## Begin RECORD EXTRACTS
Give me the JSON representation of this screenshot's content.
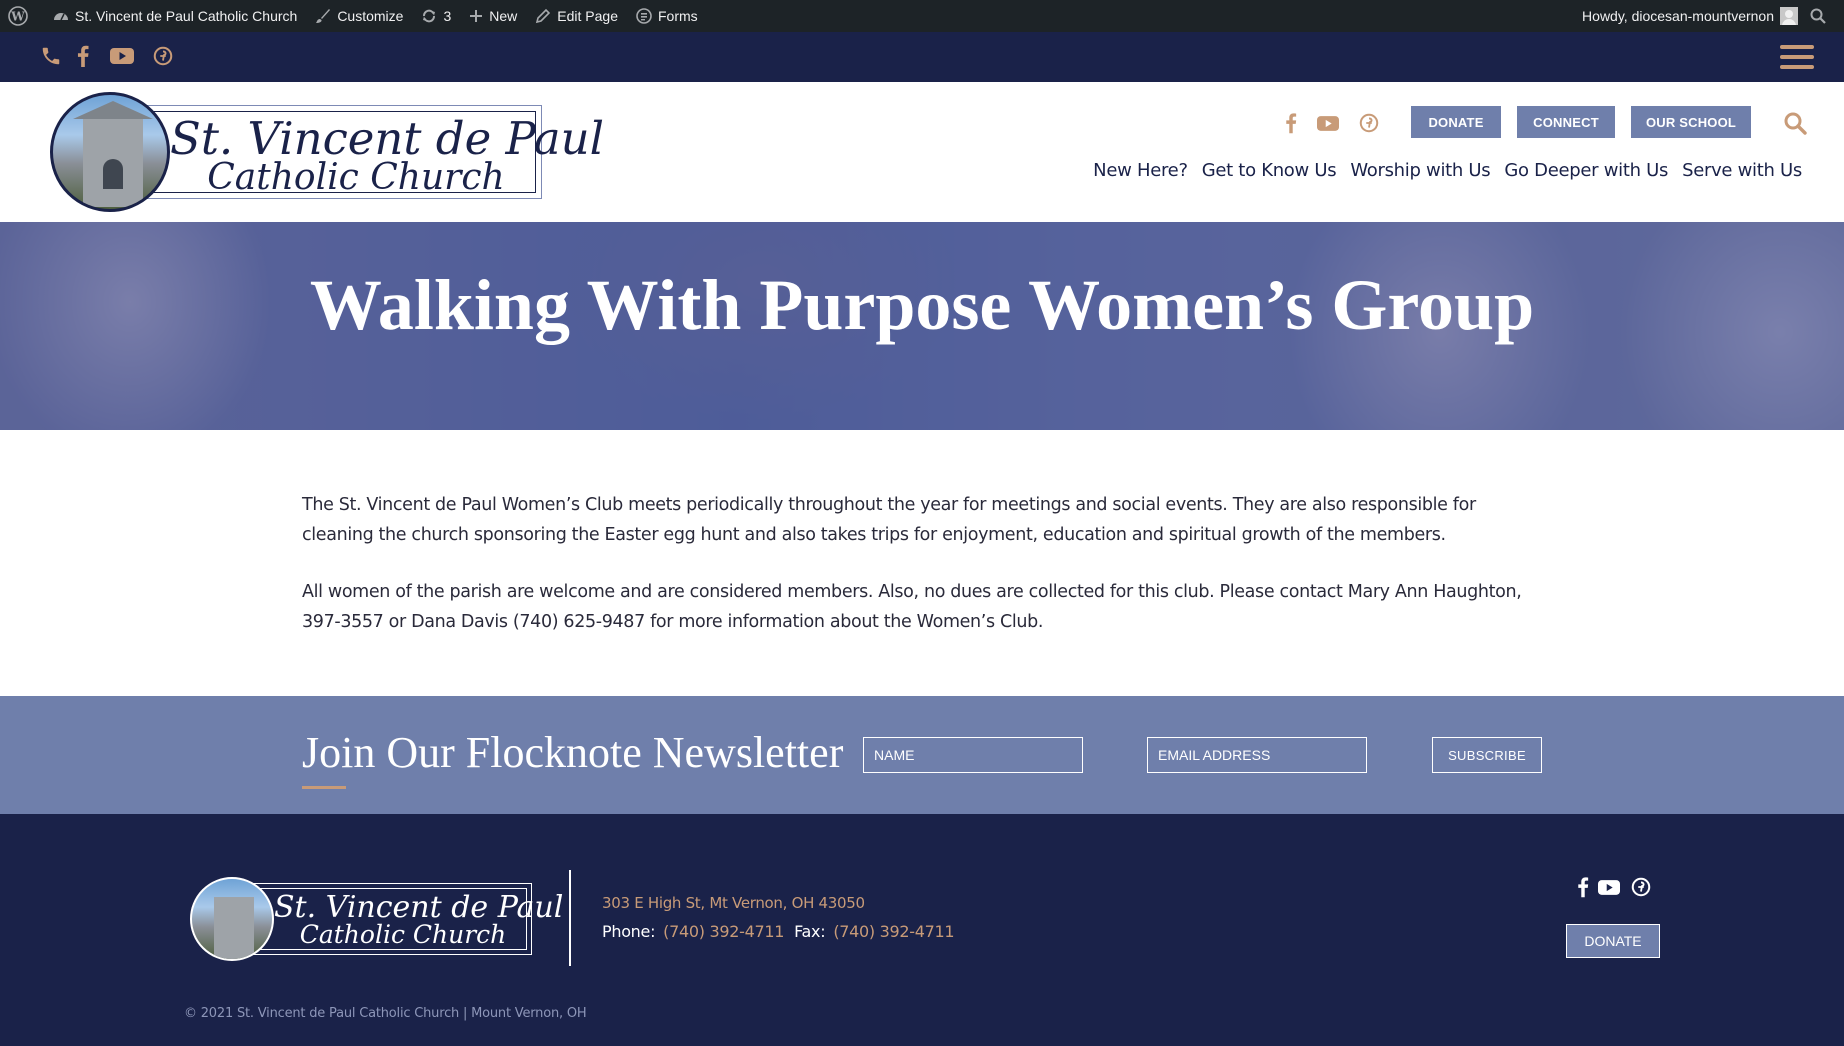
{
  "admin_bar": {
    "site_name": "St. Vincent de Paul Catholic Church",
    "customize": "Customize",
    "updates_count": "3",
    "new": "New",
    "edit_page": "Edit Page",
    "forms": "Forms",
    "howdy": "Howdy, diocesan-mountvernon"
  },
  "logo": {
    "line1": "St. Vincent de Paul",
    "line2": "Catholic Church"
  },
  "header": {
    "buttons": [
      "DONATE",
      "CONNECT",
      "OUR SCHOOL"
    ],
    "nav": [
      "New Here?",
      "Get to Know Us",
      "Worship with Us",
      "Go Deeper with Us",
      "Serve with Us"
    ]
  },
  "hero": {
    "title": "Walking With Purpose Women’s Group"
  },
  "content": {
    "paragraphs": [
      "The St. Vincent de Paul Women’s Club meets periodically throughout the year for meetings and social events. They are also responsible for cleaning the church sponsoring the Easter egg hunt and also takes trips for enjoyment, education and spiritual growth of the members.",
      "All women of the parish are welcome and are considered members. Also, no dues are collected for this club. Please contact Mary Ann Haughton, 397-3557 or Dana Davis (740) 625-9487 for more information about the Women’s Club."
    ]
  },
  "newsletter": {
    "title": "Join Our Flocknote Newsletter",
    "name_placeholder": "NAME",
    "email_placeholder": "EMAIL ADDRESS",
    "subscribe": "SUBSCRIBE"
  },
  "footer": {
    "address": "303 E High St, Mt Vernon, OH 43050",
    "phone_label": "Phone:",
    "phone": "(740) 392-4711",
    "fax_label": "Fax:",
    "fax": "(740) 392-4711",
    "donate": "DONATE",
    "copyright": "© 2021 St. Vincent de Paul Catholic Church | Mount Vernon, OH"
  },
  "colors": {
    "navy": "#1a2249",
    "periwinkle": "#6f7fab",
    "accent": "#c89b78",
    "admin_bar": "#1d2327"
  }
}
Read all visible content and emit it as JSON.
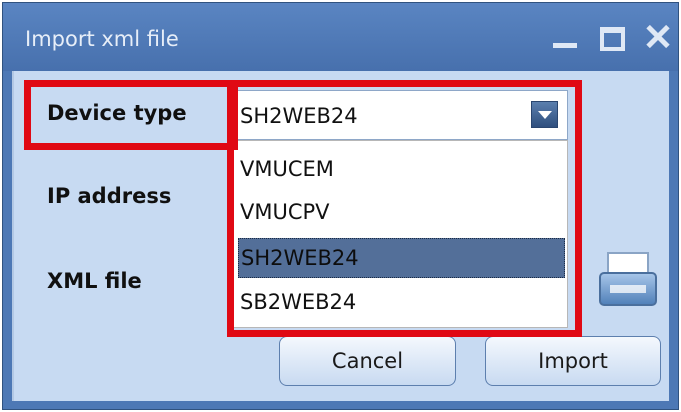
{
  "window": {
    "title": "Import xml file",
    "controls": {
      "minimize_icon": "minimize-icon",
      "maximize_icon": "maximize-icon",
      "close_icon": "close-icon"
    }
  },
  "form": {
    "device_type_label": "Device type",
    "ip_address_label": "IP address",
    "xml_file_label": "XML file",
    "device_type_value": "SH2WEB24",
    "device_type_options": [
      "VMUCEM",
      "VMUCPV",
      "SH2WEB24",
      "SB2WEB24"
    ],
    "selected_option": "SH2WEB24"
  },
  "buttons": {
    "cancel": "Cancel",
    "import": "Import"
  },
  "icons": {
    "dropdown": "chevron-down-icon",
    "browse": "printer-icon"
  },
  "colors": {
    "highlight": "#e00914",
    "title_bar": "#4d78b5",
    "client_bg": "#c7daf2",
    "selected_item": "#536f99"
  }
}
## End RECORD EXTRACTS
## YOUR GOAL
Give only the number of lines that include the word "this".

## RIGHT ANSWER
2